━━━ Material shown ━━━
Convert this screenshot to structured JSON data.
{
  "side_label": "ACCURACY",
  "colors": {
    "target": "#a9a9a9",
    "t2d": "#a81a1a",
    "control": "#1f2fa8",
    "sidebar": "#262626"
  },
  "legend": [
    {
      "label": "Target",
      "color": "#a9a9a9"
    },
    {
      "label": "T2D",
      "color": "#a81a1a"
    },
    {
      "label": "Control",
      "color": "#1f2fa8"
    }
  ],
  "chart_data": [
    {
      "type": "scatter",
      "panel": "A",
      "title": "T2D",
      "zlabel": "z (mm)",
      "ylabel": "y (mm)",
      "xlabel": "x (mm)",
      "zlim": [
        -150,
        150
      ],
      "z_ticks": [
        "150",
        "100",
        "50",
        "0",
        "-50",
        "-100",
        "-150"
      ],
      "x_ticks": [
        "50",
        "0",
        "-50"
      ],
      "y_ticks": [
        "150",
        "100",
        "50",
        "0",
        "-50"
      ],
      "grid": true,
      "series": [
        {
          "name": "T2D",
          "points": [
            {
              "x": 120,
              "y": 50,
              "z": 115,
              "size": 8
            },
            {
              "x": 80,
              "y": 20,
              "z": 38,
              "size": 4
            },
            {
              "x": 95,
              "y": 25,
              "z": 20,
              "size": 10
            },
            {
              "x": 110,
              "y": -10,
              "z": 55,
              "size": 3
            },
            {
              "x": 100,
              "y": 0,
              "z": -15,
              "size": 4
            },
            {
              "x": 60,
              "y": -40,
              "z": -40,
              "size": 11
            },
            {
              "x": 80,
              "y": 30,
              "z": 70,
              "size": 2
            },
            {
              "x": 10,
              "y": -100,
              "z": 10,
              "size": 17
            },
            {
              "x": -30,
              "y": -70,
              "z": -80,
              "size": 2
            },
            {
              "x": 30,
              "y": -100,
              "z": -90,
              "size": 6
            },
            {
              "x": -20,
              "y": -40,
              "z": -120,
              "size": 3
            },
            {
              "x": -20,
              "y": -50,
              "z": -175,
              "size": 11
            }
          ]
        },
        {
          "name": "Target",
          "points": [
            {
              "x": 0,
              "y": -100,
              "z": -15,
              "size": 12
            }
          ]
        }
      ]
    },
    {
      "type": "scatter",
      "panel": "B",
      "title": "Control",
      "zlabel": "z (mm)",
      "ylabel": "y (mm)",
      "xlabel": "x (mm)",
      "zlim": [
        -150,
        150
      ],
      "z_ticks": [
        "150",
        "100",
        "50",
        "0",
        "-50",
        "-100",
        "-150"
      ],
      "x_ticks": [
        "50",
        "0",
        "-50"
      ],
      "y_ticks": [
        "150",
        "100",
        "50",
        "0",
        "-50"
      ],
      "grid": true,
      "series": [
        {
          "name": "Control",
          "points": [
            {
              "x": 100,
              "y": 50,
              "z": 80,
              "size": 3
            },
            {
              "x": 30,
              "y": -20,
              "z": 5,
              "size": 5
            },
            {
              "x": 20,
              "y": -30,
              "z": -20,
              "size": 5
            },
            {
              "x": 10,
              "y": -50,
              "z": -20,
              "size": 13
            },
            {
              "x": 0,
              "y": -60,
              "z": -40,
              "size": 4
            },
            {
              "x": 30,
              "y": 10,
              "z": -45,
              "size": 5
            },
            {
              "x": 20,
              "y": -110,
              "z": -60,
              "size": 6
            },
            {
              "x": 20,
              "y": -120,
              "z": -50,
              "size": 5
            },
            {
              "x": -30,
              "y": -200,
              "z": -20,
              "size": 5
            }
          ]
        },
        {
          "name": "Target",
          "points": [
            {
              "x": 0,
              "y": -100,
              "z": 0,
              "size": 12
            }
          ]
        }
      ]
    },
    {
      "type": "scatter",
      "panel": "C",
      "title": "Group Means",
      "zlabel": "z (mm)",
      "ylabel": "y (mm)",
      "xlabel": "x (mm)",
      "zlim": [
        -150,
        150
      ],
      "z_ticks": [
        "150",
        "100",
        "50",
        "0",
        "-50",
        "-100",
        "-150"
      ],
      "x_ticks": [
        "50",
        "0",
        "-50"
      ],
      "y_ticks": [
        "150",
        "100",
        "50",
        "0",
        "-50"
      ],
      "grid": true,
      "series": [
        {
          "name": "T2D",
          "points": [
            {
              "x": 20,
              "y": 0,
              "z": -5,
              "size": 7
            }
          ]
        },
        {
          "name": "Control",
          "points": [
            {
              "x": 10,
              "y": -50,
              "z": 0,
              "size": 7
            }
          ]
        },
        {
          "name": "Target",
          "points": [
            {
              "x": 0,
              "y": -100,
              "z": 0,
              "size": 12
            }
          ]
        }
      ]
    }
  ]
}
━━━
Go back to the listing above and please repeat it exactly.

- The output:
Convert this screenshot to structured JSON data.
{
  "side_label": "ACCURACY",
  "colors": {
    "target": "#a9a9a9",
    "t2d": "#a81a1a",
    "control": "#1f2fa8",
    "sidebar": "#262626"
  },
  "legend": [
    {
      "label": "Target",
      "color": "#a9a9a9"
    },
    {
      "label": "T2D",
      "color": "#a81a1a"
    },
    {
      "label": "Control",
      "color": "#1f2fa8"
    }
  ],
  "chart_data": [
    {
      "type": "scatter",
      "panel": "A",
      "title": "T2D",
      "zlabel": "z (mm)",
      "ylabel": "y (mm)",
      "xlabel": "x (mm)",
      "zlim": [
        -150,
        150
      ],
      "z_ticks": [
        "150",
        "100",
        "50",
        "0",
        "-50",
        "-100",
        "-150"
      ],
      "x_ticks": [
        "50",
        "0",
        "-50"
      ],
      "y_ticks": [
        "150",
        "100",
        "50",
        "0",
        "-50"
      ],
      "grid": true,
      "series": [
        {
          "name": "T2D",
          "points": [
            {
              "x": 120,
              "y": 50,
              "z": 115,
              "size": 8
            },
            {
              "x": 80,
              "y": 20,
              "z": 38,
              "size": 4
            },
            {
              "x": 95,
              "y": 25,
              "z": 20,
              "size": 10
            },
            {
              "x": 110,
              "y": -10,
              "z": 55,
              "size": 3
            },
            {
              "x": 100,
              "y": 0,
              "z": -15,
              "size": 4
            },
            {
              "x": 60,
              "y": -40,
              "z": -40,
              "size": 11
            },
            {
              "x": 80,
              "y": 30,
              "z": 70,
              "size": 2
            },
            {
              "x": 10,
              "y": -100,
              "z": 10,
              "size": 17
            },
            {
              "x": -30,
              "y": -70,
              "z": -80,
              "size": 2
            },
            {
              "x": 30,
              "y": -100,
              "z": -90,
              "size": 6
            },
            {
              "x": -20,
              "y": -40,
              "z": -120,
              "size": 3
            },
            {
              "x": -20,
              "y": -50,
              "z": -175,
              "size": 11
            }
          ]
        },
        {
          "name": "Target",
          "points": [
            {
              "x": 0,
              "y": -100,
              "z": -15,
              "size": 12
            }
          ]
        }
      ]
    },
    {
      "type": "scatter",
      "panel": "B",
      "title": "Control",
      "zlabel": "z (mm)",
      "ylabel": "y (mm)",
      "xlabel": "x (mm)",
      "zlim": [
        -150,
        150
      ],
      "z_ticks": [
        "150",
        "100",
        "50",
        "0",
        "-50",
        "-100",
        "-150"
      ],
      "x_ticks": [
        "50",
        "0",
        "-50"
      ],
      "y_ticks": [
        "150",
        "100",
        "50",
        "0",
        "-50"
      ],
      "grid": true,
      "series": [
        {
          "name": "Control",
          "points": [
            {
              "x": 100,
              "y": 50,
              "z": 80,
              "size": 3
            },
            {
              "x": 30,
              "y": -20,
              "z": 5,
              "size": 5
            },
            {
              "x": 20,
              "y": -30,
              "z": -20,
              "size": 5
            },
            {
              "x": 10,
              "y": -50,
              "z": -20,
              "size": 13
            },
            {
              "x": 0,
              "y": -60,
              "z": -40,
              "size": 4
            },
            {
              "x": 30,
              "y": 10,
              "z": -45,
              "size": 5
            },
            {
              "x": 20,
              "y": -110,
              "z": -60,
              "size": 6
            },
            {
              "x": 20,
              "y": -120,
              "z": -50,
              "size": 5
            },
            {
              "x": -30,
              "y": -200,
              "z": -20,
              "size": 5
            }
          ]
        },
        {
          "name": "Target",
          "points": [
            {
              "x": 0,
              "y": -100,
              "z": 0,
              "size": 12
            }
          ]
        }
      ]
    },
    {
      "type": "scatter",
      "panel": "C",
      "title": "Group Means",
      "zlabel": "z (mm)",
      "ylabel": "y (mm)",
      "xlabel": "x (mm)",
      "zlim": [
        -150,
        150
      ],
      "z_ticks": [
        "150",
        "100",
        "50",
        "0",
        "-50",
        "-100",
        "-150"
      ],
      "x_ticks": [
        "50",
        "0",
        "-50"
      ],
      "y_ticks": [
        "150",
        "100",
        "50",
        "0",
        "-50"
      ],
      "grid": true,
      "series": [
        {
          "name": "T2D",
          "points": [
            {
              "x": 20,
              "y": 0,
              "z": -5,
              "size": 7
            }
          ]
        },
        {
          "name": "Control",
          "points": [
            {
              "x": 10,
              "y": -50,
              "z": 0,
              "size": 7
            }
          ]
        },
        {
          "name": "Target",
          "points": [
            {
              "x": 0,
              "y": -100,
              "z": 0,
              "size": 12
            }
          ]
        }
      ]
    }
  ]
}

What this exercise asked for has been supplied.